Task to carry out :: Collect every line below that contains the word "заменить".

Collected data entries ::
● ● ●

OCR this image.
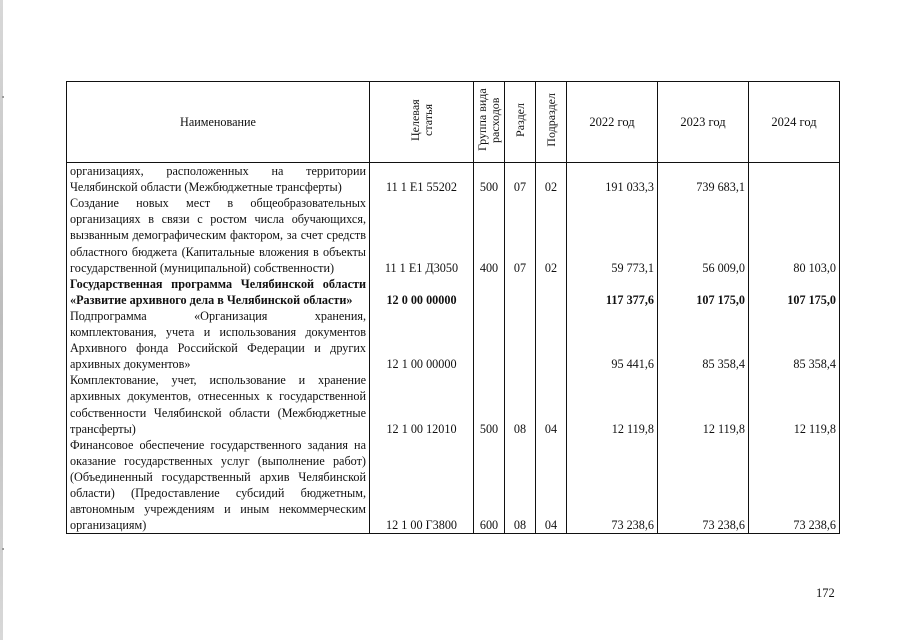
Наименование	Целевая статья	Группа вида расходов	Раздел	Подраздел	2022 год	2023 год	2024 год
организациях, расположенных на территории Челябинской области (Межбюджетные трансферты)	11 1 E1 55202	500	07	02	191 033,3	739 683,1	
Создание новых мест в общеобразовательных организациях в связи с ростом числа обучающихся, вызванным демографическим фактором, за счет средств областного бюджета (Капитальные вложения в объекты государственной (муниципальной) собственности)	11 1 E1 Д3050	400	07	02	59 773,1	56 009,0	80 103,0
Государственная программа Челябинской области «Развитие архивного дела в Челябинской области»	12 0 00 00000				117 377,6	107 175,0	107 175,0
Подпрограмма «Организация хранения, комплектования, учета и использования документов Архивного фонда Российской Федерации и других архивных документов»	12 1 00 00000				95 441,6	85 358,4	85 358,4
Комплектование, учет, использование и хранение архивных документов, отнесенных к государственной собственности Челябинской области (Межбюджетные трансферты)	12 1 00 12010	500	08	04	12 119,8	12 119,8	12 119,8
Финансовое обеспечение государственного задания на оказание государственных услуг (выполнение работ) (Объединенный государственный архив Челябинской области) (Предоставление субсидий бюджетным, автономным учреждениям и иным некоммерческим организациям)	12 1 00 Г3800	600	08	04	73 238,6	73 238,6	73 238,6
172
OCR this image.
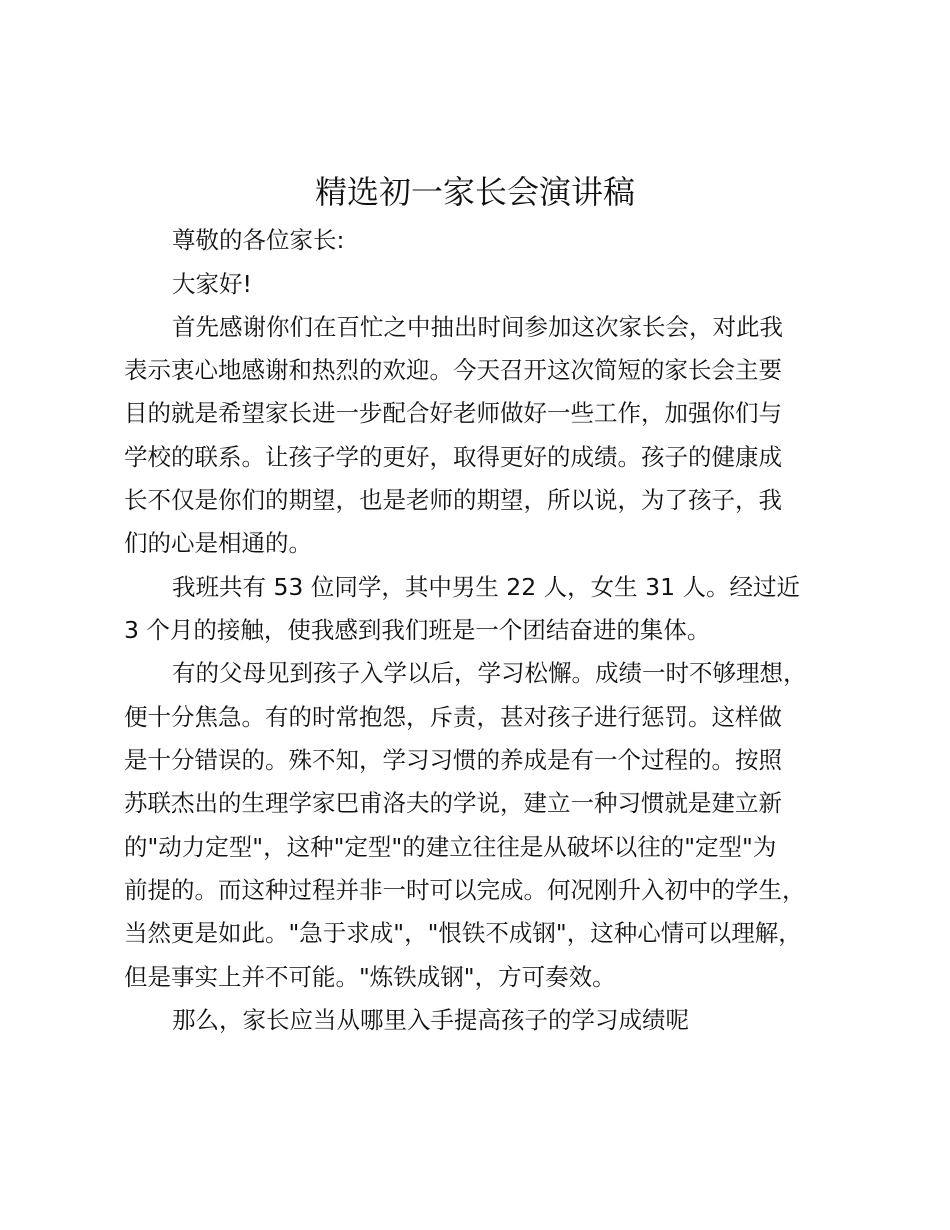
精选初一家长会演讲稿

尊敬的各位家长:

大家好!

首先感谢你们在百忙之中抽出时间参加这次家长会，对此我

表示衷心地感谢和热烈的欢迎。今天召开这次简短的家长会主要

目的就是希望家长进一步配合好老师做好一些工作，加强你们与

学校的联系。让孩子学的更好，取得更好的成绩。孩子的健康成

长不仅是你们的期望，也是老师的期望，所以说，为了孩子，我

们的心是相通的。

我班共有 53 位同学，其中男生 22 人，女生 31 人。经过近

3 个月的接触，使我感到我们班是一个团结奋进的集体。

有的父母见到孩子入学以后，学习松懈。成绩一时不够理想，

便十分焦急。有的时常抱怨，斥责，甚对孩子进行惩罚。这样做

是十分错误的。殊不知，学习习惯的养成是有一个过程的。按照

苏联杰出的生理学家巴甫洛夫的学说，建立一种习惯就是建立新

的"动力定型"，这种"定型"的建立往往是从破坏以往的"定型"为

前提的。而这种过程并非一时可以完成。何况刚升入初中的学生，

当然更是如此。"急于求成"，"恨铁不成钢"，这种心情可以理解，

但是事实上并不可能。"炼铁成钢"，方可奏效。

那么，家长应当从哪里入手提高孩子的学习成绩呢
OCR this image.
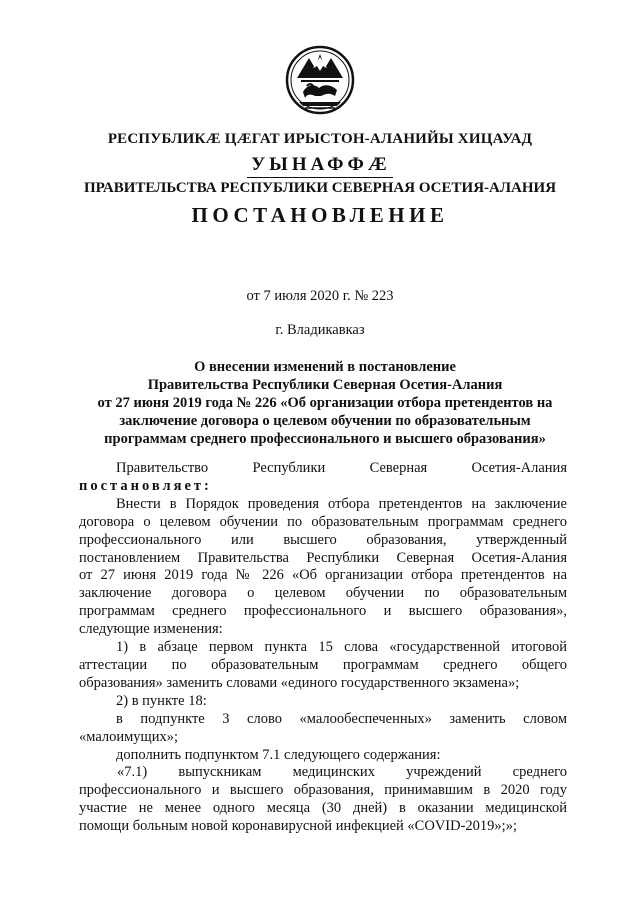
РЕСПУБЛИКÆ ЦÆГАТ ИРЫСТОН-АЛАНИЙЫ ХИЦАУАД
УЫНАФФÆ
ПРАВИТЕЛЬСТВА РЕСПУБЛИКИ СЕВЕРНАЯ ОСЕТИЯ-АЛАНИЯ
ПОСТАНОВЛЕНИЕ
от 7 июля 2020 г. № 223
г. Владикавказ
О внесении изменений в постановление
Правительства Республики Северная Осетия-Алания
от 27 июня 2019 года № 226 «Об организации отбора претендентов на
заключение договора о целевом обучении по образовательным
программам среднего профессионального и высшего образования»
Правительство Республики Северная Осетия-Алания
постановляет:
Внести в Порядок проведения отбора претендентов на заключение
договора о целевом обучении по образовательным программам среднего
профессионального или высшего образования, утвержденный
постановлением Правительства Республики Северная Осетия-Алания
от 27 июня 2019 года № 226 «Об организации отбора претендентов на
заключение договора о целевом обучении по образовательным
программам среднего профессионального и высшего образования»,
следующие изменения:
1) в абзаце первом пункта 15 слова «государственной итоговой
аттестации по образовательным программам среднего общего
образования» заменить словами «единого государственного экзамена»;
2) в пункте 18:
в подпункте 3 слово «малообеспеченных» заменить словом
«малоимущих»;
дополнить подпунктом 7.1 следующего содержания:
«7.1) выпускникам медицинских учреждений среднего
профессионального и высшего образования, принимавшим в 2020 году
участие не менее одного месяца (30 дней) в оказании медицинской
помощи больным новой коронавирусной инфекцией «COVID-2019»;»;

● ● ●

Reply ::
образования» заменить словами «единого государственного экзамена»;
в подпункте 3 слово «малообеспеченных» заменить словом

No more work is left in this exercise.